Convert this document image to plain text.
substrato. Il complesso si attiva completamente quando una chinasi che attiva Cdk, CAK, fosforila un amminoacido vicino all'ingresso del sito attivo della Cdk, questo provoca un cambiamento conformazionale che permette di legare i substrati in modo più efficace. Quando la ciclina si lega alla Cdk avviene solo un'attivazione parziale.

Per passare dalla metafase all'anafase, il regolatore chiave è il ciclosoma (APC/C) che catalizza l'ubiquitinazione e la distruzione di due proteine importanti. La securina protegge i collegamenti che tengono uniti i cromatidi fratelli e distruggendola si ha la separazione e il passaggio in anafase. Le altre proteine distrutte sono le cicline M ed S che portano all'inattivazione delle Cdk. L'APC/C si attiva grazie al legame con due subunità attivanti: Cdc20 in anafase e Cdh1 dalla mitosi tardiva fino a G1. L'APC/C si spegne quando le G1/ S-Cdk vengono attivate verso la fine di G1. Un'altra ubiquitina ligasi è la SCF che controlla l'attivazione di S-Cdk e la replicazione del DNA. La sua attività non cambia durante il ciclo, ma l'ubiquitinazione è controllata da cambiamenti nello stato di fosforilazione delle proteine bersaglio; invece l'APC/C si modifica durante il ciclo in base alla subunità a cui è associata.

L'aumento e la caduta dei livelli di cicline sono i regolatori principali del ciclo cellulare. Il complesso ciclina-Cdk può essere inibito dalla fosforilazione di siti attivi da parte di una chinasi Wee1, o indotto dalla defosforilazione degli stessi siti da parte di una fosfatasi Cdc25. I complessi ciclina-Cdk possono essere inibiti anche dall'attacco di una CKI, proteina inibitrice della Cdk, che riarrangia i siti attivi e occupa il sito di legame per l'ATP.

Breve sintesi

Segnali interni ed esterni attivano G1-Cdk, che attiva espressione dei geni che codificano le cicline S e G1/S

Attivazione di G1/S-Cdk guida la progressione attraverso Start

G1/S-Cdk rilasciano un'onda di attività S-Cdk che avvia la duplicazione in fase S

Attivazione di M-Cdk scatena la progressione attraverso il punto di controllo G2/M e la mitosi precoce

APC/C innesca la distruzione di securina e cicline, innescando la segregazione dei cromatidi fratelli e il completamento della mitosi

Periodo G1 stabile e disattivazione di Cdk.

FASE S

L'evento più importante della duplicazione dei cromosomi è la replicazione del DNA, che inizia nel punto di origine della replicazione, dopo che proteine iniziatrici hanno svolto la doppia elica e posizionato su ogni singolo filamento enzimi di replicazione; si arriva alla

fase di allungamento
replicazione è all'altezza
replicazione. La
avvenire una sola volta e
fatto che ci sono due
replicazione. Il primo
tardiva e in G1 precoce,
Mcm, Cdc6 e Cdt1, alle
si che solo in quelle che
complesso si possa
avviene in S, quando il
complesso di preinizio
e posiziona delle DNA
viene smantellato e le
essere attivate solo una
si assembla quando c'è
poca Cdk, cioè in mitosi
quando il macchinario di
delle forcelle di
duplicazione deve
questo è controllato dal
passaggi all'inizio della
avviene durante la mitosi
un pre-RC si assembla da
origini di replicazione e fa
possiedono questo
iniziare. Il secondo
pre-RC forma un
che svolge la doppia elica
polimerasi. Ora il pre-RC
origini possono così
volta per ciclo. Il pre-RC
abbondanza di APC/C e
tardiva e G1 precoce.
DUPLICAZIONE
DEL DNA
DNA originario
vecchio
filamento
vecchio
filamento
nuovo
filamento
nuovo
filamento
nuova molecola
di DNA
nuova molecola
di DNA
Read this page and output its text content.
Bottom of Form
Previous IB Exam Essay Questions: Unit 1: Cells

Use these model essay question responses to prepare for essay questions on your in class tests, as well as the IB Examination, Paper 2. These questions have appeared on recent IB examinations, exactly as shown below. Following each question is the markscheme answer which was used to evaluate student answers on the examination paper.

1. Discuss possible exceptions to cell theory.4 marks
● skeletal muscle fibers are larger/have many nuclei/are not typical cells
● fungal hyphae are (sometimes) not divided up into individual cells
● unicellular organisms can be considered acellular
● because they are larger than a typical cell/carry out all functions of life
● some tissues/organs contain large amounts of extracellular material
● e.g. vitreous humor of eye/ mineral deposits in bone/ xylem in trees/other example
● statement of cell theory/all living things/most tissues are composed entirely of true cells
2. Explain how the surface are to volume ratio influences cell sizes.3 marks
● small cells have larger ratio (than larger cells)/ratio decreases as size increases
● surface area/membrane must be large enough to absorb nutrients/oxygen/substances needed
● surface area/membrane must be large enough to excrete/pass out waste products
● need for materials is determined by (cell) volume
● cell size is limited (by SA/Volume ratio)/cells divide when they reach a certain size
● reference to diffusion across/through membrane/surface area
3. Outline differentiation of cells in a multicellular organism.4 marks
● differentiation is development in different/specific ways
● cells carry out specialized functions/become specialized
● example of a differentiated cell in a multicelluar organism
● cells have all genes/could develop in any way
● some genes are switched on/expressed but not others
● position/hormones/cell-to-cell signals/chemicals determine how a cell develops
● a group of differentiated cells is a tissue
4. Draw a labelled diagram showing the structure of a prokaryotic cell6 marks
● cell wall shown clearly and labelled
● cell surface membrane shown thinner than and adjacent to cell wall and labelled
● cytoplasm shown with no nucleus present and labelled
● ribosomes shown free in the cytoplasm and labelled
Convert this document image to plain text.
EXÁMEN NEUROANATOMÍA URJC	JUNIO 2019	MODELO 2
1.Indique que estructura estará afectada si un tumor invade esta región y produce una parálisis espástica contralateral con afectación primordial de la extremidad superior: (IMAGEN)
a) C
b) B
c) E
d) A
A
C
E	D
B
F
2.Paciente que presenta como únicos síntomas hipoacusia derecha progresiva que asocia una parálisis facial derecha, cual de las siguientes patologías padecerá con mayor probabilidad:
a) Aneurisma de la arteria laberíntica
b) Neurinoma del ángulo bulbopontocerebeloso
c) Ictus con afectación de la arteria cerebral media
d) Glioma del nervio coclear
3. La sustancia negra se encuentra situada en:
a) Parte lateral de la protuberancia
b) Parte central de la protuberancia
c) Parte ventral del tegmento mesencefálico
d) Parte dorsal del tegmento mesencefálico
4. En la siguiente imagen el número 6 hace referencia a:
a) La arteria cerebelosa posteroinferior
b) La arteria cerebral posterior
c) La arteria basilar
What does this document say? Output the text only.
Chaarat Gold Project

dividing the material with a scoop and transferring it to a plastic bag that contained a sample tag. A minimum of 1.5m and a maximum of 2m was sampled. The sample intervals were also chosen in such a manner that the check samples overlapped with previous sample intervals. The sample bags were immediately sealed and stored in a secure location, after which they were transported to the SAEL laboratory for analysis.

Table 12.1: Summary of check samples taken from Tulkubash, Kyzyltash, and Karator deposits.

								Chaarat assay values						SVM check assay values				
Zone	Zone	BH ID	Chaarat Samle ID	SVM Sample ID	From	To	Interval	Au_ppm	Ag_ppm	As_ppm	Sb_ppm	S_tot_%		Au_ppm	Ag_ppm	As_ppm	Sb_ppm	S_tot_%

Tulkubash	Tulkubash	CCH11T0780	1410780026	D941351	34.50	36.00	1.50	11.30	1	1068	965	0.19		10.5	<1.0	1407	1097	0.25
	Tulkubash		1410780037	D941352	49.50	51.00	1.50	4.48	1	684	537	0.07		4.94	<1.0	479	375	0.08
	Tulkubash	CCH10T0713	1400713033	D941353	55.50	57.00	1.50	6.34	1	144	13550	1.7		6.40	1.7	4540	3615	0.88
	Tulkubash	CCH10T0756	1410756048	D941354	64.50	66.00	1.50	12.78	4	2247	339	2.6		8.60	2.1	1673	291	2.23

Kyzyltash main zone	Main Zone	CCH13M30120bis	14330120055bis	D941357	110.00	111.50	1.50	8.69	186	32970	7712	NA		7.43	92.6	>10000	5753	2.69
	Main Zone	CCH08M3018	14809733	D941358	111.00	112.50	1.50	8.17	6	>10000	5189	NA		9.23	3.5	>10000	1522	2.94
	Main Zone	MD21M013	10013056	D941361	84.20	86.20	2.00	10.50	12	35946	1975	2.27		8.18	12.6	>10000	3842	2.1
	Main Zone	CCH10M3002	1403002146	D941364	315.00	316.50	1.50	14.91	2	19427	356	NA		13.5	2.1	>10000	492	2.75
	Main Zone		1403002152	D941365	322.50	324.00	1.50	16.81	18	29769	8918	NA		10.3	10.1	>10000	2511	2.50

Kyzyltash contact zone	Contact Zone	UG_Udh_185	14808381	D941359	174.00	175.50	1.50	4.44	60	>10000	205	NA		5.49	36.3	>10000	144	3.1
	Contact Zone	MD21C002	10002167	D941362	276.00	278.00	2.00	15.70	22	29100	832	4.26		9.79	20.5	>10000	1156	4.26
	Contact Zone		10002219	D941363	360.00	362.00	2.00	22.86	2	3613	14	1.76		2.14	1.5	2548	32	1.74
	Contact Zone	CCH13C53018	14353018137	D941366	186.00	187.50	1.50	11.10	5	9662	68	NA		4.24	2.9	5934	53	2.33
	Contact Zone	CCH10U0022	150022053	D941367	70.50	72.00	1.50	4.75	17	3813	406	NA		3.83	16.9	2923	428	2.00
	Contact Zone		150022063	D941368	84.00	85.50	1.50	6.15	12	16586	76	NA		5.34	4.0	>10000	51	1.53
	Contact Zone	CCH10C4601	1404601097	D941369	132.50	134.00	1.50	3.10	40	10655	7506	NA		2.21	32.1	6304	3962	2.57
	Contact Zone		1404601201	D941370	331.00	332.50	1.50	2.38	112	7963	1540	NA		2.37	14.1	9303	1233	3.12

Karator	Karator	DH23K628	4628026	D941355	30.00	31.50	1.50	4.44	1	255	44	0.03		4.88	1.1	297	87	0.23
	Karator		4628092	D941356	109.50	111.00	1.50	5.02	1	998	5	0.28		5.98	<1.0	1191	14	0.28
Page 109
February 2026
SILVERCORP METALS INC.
····················
Task details
The expected result is every line above containing the string "arteria".

Response area
a) Aneurisma de la arteria laberíntica
c) Ictus con afectación de la arteria cerebral media
a) La arteria cerebelosa posteroinferior
b) La arteria cerebral posterior
c) La arteria basilar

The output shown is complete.